### Data records
:::
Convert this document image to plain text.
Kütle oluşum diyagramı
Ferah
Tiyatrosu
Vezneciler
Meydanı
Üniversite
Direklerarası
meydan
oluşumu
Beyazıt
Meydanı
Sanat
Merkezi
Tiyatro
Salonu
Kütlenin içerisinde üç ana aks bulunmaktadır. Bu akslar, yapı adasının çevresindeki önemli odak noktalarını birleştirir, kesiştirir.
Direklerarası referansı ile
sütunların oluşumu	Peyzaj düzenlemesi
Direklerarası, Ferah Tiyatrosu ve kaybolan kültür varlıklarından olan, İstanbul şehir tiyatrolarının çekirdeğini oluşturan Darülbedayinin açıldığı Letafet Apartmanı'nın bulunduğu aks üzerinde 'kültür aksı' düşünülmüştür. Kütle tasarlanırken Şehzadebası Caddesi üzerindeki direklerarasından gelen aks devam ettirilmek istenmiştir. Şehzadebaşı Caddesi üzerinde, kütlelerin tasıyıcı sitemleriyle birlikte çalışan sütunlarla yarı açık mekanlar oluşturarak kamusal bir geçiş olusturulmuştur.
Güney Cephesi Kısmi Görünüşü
:::
### TASK DETAILS
All of the material above needs to be retyped word for word.

### RESPONSE
Convert this document image to plain text.
Kütle oluşum diyagramı
Ferah
Tiyatrosu
Vezneciler
Meydanı
Üniversite
Direklerarası
meydan
oluşumu
Beyazıt
Meydanı
Sanat
Merkezi
Tiyatro
Salonu
Kütlenin içerisinde üç ana aks bulunmaktadır. Bu akslar, yapı adasının çevresindeki önemli odak noktalarını birleştirir, kesiştirir.
Direklerarası referansı ile
sütunların oluşumu	Peyzaj düzenlemesi
Direklerarası, Ferah Tiyatrosu ve kaybolan kültür varlıklarından olan, İstanbul şehir tiyatrolarının çekirdeğini oluşturan Darülbedayinin açıldığı Letafet Apartmanı'nın bulunduğu aks üzerinde 'kültür aksı' düşünülmüştür. Kütle tasarlanırken Şehzadebası Caddesi üzerindeki direklerarasından gelen aks devam ettirilmek istenmiştir. Şehzadebaşı Caddesi üzerinde, kütlelerin tasıyıcı sitemleriyle birlikte çalışan sütunlarla yarı açık mekanlar oluşturarak kamusal bir geçiş olusturulmuştur.
Güney Cephesi Kısmi Görünüşü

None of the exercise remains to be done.